## [Texto base]
──────────────────────────────
El Caballero Mostaza

[Il Cavalier Mostardo]. Protagonista de la novela de su nombre (v.) de Antonio Beltramelli (1879-1930), publicada primero junto con la novela del mismo autor, Hombres rojos (v.). Giovanni Casadei, o mejor el «Caba­llero Mostaza», alto, fuerte y simpático, gran comilón y hombre de divertidas ven­ganzas, considera todos los actos de su vida como fieras batallas.

Hijo de nadie, ha pasado su infancia entre el taller de un artesano y la trastienda de un farmacéuti­co, sin poseer familia ni hogar y maltra­tado por todos: su juventud podría resu­mirse en el verbo «penar». Ello le ha convertido en «una carta suelta», esto es, en «el hombre que no acepta ciegamente ninguna imposición ni obligación social, que no entra, por así decirlo, en el saco de las cartas confiadas al correo, sino que viaja por cuenta propia en medio de un privilegiado desdén».
──────────────────────────────
## [Material aportado]
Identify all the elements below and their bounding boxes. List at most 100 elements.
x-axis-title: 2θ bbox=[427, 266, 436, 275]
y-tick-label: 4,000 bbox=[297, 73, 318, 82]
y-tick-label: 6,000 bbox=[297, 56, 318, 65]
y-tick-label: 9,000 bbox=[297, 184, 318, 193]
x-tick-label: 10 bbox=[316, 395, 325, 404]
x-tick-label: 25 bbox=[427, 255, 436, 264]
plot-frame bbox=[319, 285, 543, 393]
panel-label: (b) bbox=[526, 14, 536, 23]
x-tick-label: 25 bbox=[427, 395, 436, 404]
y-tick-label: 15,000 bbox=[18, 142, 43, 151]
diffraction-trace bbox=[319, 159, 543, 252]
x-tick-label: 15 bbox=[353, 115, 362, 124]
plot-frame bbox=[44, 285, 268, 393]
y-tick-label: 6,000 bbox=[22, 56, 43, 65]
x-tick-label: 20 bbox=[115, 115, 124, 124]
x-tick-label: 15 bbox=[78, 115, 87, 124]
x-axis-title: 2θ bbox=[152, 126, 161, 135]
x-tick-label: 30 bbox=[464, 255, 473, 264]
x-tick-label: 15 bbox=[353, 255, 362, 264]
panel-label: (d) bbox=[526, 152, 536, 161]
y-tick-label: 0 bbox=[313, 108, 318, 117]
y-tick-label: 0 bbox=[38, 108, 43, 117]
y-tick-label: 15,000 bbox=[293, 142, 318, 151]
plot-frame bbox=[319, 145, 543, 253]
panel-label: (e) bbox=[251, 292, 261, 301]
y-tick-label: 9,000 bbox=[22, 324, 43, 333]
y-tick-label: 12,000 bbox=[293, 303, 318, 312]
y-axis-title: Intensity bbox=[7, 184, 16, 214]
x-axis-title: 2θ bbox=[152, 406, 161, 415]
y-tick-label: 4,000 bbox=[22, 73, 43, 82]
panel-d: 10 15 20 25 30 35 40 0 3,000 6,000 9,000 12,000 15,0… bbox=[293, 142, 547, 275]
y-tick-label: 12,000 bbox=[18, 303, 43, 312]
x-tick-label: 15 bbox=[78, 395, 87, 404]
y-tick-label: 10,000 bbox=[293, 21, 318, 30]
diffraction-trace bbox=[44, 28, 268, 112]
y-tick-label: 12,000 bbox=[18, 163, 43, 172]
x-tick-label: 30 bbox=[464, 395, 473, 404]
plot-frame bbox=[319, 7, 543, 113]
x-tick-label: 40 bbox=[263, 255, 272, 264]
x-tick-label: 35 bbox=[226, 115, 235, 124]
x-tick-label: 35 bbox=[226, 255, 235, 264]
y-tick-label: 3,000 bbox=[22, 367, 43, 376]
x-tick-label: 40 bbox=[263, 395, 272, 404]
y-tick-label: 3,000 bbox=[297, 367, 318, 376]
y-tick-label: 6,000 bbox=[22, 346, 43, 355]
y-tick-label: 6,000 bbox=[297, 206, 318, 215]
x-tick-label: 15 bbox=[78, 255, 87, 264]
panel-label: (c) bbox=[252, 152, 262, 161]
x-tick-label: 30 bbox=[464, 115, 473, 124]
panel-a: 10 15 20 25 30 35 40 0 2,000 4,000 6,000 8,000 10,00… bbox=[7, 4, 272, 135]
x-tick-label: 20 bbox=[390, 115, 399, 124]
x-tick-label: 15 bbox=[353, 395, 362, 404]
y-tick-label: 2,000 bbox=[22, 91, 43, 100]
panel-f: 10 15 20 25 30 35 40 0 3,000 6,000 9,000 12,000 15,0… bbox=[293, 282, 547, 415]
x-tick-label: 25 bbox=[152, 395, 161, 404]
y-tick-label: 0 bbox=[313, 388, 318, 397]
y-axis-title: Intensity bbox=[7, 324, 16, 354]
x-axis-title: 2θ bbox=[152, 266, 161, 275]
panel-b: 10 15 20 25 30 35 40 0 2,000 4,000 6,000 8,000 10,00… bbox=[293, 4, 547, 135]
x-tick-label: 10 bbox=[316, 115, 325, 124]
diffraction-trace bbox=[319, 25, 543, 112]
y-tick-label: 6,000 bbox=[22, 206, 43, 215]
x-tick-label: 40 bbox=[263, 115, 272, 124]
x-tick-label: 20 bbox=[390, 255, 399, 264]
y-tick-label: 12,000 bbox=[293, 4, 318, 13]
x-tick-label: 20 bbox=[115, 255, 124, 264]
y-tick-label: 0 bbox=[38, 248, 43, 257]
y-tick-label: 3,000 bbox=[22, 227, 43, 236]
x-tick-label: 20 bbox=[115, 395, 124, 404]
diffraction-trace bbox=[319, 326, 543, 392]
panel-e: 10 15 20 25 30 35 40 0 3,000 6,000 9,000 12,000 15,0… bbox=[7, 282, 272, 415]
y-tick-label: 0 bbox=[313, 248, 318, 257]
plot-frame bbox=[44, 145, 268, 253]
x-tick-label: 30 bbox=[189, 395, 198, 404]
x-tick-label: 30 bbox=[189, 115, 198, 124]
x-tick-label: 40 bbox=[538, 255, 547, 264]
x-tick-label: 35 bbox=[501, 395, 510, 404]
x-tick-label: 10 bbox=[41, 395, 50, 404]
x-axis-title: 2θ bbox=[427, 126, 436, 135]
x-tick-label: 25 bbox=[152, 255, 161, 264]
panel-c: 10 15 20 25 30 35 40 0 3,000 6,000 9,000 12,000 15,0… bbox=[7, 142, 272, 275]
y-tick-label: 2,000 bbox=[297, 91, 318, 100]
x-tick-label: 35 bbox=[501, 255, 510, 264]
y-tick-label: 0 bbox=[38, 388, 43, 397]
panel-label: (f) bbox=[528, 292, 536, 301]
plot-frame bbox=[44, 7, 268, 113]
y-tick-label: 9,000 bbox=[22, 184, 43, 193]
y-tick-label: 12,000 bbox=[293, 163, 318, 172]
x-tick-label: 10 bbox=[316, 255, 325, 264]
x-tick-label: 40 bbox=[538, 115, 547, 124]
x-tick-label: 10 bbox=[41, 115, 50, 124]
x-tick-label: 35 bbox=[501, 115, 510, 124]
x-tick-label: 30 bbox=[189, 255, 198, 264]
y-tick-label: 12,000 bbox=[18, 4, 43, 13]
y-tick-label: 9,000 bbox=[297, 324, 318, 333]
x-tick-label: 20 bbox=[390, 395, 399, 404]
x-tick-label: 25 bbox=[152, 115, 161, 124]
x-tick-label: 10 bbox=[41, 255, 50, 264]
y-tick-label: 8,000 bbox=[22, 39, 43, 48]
──────────────────────────────
## [Cómo resolverla]
Reescribe la reseña sobre el Caballero Mostaza desde «El Caballero Mostaza» hasta «como fieras batallas.», cambiando «simpático» por «amable». Basta con la reseña sobre el Caballero Mostaza para responder.

## [Solución propuesta]
El Caballero Mostaza

[Il Cavalier Mostardo]. Protagonista de la novela de su nombre (v.) de Antonio Beltramelli (1879-1930), publicada primero junto con la novela del mismo autor, Hombres rojos (v.). Giovanni Casadei, o mejor el «Caba­llero Mostaza», alto, fuerte y amable, gran comilón y hombre de divertidas ven­ganzas, considera todos los actos de su vida como fieras batallas.